- 作業一覧:
• 1. 塔のツアーの文章から「332段の階段を上って、地上から68mの高さまで行くことができます。」と「見渡すことができることです。」の間を、その両方を含めて書き写してください。その際、「階段」は「石段」に入れ替えます。
• 2. 塔のツアーの文章と照らし合わせて、次の(a)〜(c)が文章の内容に合っているかを「はい」か「いいえ」で答えてください。それぞれ、決め手になる文章中の言葉をそのまま引用して添えてください。(a) 塔の高さは123.13mである。(b) ツアーは£13.50で、3時間以上かかる。(c) 階段を上って地上68mの高さまで行ける。
• 3. 塔のツアーの文章の続きを、最後の文のあとから書き足してください。

- 文章の抜粋:
%%

外観は背の高い塔がすらっと伸びていて貴婦人のような雰囲気があります。
この塔はイギリスで一番高く123.13mあります。ギネスブックにも記録されていて、Tower Tourに参加すれば、認定書を見ることができます。
タワーツアー
Tower Tourというこの塔に登るツアーがあるので、参加しました。£13.50で2時間弱のツアーです。
332段の階段を上って、地上から68mの高さまで行くことができます。
階段を上るのはしんどいですが、途中に幾つか見所があるので疲れ知らずで登ることができたと思います。
最初の見所は、nave(身廊)、chiors(聖歌隊席)、chancel(内陣)、Trinity Chapel(トリニティ・チャペル)を一度に見渡すことができることです。
身廊にそそり立つ柱の上の小さいアーチの内側が廊下になっていて、そこから見渡せます。

%%

- 提供された項目:
%%

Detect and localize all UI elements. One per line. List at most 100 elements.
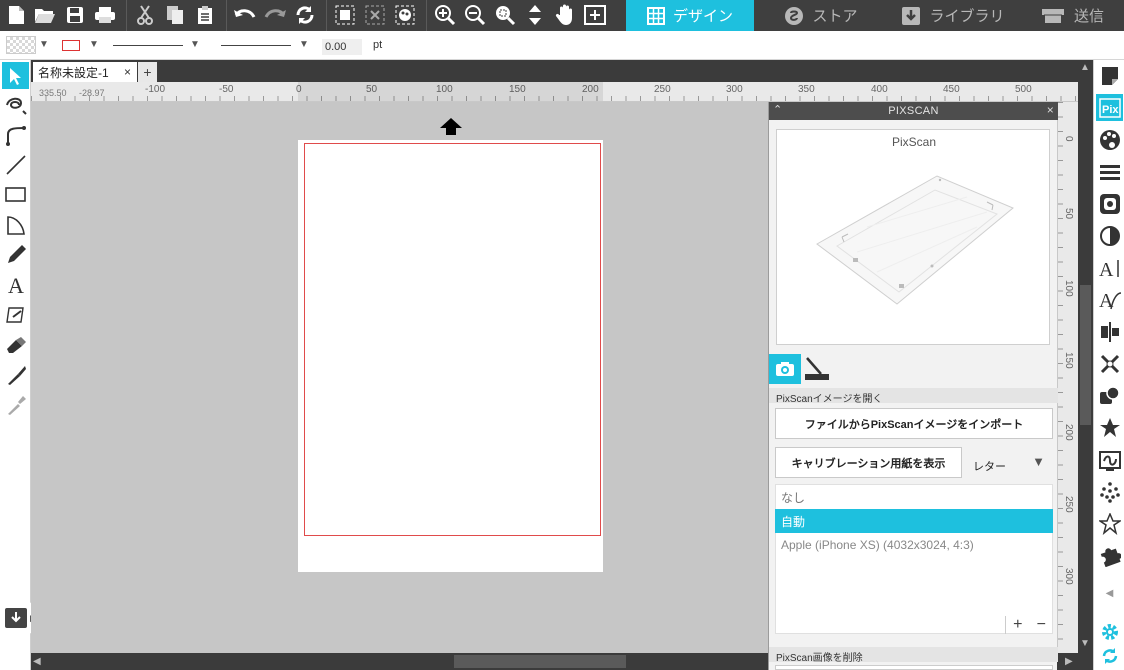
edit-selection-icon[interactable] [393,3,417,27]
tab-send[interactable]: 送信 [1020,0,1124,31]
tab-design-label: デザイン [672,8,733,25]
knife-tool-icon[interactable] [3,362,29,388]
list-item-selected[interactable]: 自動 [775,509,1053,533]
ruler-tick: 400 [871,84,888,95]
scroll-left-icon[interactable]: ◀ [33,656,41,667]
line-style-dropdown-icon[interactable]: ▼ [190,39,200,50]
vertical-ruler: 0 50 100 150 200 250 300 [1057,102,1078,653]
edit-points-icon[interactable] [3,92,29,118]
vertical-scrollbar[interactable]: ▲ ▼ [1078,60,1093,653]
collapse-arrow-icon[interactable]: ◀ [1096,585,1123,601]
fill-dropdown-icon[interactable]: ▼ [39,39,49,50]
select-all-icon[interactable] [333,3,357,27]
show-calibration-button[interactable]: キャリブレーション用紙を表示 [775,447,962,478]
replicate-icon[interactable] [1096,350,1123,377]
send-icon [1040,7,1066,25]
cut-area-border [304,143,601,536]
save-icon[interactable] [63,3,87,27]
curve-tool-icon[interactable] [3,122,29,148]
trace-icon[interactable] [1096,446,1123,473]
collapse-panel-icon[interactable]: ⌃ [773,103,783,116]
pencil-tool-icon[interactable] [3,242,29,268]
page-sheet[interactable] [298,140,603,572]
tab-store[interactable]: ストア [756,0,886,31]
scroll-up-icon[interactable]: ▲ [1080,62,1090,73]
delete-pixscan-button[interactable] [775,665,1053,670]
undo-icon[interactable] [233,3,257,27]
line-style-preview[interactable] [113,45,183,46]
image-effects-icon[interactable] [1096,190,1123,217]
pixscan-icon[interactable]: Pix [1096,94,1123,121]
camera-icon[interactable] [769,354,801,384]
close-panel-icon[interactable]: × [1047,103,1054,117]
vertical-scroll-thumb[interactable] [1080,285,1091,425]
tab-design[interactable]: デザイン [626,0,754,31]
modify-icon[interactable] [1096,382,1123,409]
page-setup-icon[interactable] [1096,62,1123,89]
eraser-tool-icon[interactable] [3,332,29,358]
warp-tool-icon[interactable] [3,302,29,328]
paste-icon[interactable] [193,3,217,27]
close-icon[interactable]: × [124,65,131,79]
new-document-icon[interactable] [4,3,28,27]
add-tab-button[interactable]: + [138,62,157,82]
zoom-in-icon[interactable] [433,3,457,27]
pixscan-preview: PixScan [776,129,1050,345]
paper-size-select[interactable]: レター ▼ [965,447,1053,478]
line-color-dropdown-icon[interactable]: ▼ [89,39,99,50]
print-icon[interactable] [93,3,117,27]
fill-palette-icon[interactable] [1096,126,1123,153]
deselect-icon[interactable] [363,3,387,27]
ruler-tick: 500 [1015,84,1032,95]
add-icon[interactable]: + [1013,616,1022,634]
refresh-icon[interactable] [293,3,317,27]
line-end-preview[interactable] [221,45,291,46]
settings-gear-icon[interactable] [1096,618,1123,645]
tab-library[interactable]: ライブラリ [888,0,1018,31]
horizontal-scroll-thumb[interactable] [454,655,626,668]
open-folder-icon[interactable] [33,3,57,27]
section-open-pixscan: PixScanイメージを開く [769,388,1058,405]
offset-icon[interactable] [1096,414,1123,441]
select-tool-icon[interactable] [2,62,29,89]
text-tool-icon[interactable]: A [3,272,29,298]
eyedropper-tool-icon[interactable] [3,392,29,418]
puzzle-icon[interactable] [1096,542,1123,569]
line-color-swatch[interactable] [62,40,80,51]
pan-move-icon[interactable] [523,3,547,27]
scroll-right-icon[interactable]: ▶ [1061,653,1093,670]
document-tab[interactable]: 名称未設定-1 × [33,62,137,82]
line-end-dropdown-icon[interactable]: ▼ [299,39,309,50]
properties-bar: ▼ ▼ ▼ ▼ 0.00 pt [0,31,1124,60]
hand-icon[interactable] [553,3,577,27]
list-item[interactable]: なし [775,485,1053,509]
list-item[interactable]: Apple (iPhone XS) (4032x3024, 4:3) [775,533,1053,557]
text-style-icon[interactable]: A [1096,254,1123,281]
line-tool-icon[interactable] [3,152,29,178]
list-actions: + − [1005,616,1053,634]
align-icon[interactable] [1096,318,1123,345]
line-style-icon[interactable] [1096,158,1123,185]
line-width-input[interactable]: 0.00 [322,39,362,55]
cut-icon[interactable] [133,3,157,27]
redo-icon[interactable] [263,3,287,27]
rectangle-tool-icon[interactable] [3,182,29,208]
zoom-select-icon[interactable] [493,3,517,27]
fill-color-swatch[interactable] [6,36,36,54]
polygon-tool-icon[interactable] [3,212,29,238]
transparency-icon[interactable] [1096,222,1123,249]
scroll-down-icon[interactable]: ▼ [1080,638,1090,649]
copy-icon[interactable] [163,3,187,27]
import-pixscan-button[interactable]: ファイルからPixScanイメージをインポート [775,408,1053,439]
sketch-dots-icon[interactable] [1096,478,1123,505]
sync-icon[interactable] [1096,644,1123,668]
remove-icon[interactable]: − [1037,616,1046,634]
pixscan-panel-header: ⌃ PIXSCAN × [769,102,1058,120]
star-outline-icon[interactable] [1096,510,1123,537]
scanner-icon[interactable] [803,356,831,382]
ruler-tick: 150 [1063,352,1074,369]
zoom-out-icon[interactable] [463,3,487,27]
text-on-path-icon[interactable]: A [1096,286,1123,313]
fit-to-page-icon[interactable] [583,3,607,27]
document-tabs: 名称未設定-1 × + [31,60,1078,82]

%%

- 作業の答え:
• 1.
332段の石段を上って、地上から68mの高さまで行くことができます。
石段を上るのはしんどいですが、途中に幾つか見所があるので疲れ知らずで登ることができたと思います。
最初の見所は、nave(身廊)、chiors(聖歌隊席)、chancel(内陣)、Trinity Chapel(トリニティ・チャペル)を一度に見渡すことができることです。

• 2.
(a) はい。「この塔はイギリスで一番高く123.13mあります」
(b) いいえ。「£13.50で2時間弱のツアーです」
(c) はい。「地上から68mの高さまで行くことができます」

• 3.
今まで様々な大聖堂の塔を登るツアーに参加しましたが、この角度で大聖堂を見渡せるのはSalisbury Cathedralだけです。
天井裏も歩きました。
大聖堂は石造りだと思っていたので、内部に多くの木が使用されているのに驚きました。古代に造られたものだそうですが、梁も太くて頑丈そうでした。
下には石造りの天井があり、カーブを描いています。「落ちると戻ってこられないから気を付けてね」と言われました。
次に見られるのは鐘です。
大きな鐘の上に小さな鐘が4つ見えます。各鐘を鳴らす棒がピアノ線でつながっていて、時間が来れば自動的に鳴らす仕組みのようです。
どんな音なのか結局聞けずじまいでした。
三角屋根の根本まで登ると、頭上に三角屋根を支える木組みを見ることができます。
表の華麗さとは違って、梁を四方八方に渡られて塔を支えています。石を積み上げると重くなるので、木組みで重量を減らしたのかもしれません。
塔の木組みを見たのはSalisubury Cathedralだけなので、他の大聖堂はどうなっているのか気になります。
Tower Tourのご褒美はSalisburyの街並みです。レンガを使った建物が多いようで、赤色でまとまっていてメルヘンチックです。
この町に3泊宿泊しましたが、こじんまりとして過ごしやすい町でした。
大聖堂内部
Tower Tourを終えると、身廊に戻って見学します。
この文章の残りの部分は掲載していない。